══ Records for processing ══

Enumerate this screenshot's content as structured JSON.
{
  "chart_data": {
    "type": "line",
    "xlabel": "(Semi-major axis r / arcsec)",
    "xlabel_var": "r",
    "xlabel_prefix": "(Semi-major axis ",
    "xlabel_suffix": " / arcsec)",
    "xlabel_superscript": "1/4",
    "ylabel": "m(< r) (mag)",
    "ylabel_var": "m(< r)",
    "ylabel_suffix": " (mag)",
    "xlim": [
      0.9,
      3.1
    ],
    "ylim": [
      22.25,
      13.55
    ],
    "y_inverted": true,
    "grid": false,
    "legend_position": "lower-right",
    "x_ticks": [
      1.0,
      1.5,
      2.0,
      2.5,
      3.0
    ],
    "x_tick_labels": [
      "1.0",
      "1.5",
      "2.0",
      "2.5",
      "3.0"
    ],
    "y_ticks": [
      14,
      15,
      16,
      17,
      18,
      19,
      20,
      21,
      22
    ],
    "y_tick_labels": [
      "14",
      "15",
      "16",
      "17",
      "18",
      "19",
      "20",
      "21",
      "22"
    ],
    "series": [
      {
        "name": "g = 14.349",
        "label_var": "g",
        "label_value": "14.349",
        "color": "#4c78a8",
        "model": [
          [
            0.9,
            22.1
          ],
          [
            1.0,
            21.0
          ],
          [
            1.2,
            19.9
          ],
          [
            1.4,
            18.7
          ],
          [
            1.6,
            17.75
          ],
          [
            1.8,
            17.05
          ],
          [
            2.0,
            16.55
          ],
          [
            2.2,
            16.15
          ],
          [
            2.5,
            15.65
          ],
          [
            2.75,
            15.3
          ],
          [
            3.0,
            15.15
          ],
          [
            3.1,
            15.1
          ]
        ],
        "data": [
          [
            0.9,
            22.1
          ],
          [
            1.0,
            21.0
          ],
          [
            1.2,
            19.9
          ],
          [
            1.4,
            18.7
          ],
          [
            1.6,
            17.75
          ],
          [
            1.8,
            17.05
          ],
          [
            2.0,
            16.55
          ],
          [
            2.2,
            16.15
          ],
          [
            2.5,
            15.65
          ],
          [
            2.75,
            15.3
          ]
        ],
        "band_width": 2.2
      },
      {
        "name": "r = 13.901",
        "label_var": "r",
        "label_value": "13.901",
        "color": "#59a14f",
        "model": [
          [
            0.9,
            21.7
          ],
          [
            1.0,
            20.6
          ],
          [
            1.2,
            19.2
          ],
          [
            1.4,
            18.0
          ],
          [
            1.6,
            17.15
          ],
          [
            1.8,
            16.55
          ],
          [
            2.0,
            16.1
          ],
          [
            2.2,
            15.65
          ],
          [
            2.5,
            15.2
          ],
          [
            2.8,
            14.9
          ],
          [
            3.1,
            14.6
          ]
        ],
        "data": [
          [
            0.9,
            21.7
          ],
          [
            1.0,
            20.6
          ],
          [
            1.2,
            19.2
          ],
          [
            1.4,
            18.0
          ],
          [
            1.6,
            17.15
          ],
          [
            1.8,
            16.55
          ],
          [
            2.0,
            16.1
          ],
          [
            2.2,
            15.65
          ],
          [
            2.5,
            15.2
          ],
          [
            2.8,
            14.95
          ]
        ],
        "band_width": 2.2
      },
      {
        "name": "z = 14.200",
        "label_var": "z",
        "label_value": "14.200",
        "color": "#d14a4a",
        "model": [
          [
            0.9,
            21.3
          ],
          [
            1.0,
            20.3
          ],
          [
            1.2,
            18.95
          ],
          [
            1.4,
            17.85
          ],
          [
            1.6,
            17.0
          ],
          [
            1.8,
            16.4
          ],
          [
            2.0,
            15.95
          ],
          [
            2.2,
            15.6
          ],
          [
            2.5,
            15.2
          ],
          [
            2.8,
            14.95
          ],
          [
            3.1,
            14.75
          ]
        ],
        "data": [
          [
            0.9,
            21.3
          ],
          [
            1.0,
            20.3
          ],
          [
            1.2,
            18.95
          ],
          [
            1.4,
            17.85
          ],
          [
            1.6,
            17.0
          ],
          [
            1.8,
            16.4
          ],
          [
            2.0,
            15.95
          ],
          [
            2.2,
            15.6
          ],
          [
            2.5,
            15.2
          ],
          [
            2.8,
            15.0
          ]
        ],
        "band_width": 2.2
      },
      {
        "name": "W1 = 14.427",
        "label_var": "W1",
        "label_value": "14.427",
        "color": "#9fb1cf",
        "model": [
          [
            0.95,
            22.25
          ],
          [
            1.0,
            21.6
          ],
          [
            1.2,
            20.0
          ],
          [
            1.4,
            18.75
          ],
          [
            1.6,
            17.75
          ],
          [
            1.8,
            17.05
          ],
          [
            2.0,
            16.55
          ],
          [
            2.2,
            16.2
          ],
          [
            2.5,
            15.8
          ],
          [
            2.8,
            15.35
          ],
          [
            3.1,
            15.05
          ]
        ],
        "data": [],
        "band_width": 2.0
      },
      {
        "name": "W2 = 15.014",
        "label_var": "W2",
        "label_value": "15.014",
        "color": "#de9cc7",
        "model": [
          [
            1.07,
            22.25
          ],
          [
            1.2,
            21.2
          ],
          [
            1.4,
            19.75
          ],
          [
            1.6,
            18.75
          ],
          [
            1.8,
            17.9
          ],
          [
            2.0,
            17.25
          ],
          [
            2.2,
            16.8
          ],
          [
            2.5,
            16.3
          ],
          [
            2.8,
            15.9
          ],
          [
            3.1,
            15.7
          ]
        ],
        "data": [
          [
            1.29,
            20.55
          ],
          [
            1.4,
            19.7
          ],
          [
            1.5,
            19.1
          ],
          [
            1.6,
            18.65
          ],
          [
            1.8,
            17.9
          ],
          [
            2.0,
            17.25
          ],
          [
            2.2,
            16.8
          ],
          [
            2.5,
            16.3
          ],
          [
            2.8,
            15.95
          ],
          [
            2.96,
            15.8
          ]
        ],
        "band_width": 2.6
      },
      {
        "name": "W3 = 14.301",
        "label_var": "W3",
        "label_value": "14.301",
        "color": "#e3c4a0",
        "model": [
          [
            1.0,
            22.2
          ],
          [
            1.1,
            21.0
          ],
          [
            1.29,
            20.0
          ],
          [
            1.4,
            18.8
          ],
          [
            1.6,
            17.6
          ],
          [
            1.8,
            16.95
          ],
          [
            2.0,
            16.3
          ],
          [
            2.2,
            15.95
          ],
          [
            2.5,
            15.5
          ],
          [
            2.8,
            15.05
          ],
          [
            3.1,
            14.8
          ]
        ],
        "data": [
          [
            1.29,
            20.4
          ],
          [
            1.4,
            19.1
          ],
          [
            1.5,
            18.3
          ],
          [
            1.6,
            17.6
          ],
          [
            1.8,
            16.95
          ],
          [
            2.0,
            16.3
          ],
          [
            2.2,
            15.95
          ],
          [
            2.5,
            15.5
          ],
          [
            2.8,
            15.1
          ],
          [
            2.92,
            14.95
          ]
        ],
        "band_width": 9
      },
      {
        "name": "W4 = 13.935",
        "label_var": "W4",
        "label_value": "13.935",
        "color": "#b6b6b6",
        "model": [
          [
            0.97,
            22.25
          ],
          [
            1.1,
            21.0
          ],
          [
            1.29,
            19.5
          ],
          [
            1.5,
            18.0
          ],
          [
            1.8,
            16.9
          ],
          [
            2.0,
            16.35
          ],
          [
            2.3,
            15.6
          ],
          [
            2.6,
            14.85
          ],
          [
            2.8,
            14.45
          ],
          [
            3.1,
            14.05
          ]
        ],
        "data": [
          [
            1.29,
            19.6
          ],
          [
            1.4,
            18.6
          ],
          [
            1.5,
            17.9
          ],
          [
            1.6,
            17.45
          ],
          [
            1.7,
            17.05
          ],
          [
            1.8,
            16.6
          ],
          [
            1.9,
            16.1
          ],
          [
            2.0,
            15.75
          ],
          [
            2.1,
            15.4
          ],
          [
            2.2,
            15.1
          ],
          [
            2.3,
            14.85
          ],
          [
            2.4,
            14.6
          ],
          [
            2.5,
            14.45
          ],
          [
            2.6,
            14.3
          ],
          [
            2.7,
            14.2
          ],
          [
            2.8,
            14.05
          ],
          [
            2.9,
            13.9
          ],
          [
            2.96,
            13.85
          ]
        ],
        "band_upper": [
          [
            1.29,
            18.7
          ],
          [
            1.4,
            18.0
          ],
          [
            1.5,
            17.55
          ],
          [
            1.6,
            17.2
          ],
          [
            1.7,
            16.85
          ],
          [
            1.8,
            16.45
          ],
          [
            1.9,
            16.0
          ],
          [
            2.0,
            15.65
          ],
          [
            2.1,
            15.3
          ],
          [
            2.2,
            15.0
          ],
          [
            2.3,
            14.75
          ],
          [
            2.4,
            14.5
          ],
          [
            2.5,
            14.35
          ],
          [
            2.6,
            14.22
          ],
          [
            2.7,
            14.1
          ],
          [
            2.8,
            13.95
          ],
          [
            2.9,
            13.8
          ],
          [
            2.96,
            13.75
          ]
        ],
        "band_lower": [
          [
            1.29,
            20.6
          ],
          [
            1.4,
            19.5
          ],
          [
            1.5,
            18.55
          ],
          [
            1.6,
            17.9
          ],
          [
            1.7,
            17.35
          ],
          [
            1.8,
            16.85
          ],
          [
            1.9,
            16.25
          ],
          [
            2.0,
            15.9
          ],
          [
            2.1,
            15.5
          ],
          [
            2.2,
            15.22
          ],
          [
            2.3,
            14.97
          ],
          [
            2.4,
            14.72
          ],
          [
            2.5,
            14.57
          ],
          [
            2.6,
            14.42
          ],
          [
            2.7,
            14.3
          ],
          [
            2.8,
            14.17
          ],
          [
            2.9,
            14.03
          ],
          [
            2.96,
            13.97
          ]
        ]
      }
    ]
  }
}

═══

■ Your objective ■
Check each line of the records above for the string "arcsec", and report every line that has it.

■ Solution for this problem ■
    "xlabel": "(Semi-major axis r / arcsec)",
    "xlabel_suffix": " / arcsec)",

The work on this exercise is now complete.